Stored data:

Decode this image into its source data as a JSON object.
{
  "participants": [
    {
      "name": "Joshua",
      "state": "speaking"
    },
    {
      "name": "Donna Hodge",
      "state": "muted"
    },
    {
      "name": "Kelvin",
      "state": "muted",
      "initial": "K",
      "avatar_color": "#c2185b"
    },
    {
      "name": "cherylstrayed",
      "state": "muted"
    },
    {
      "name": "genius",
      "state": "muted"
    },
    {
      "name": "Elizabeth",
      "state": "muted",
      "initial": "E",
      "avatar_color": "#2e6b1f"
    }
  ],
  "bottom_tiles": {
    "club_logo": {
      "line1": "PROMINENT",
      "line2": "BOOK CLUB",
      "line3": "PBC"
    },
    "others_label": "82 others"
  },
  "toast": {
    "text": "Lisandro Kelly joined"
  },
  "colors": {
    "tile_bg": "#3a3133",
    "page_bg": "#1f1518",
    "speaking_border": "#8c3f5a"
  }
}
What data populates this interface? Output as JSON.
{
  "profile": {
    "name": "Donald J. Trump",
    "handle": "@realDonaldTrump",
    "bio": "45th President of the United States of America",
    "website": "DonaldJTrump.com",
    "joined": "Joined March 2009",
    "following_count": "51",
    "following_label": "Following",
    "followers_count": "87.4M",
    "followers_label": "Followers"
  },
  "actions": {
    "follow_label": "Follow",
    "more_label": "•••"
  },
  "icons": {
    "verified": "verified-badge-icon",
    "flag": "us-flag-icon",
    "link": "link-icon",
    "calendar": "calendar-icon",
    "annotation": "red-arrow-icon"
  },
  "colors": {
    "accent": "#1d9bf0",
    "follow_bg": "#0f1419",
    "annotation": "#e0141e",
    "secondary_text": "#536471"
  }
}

◆ Work required
Collect every line above that contains the word "this".

◆ Problem solution
Decode this image into its source data as a JSON object.
What data populates this interface? Output as JSON.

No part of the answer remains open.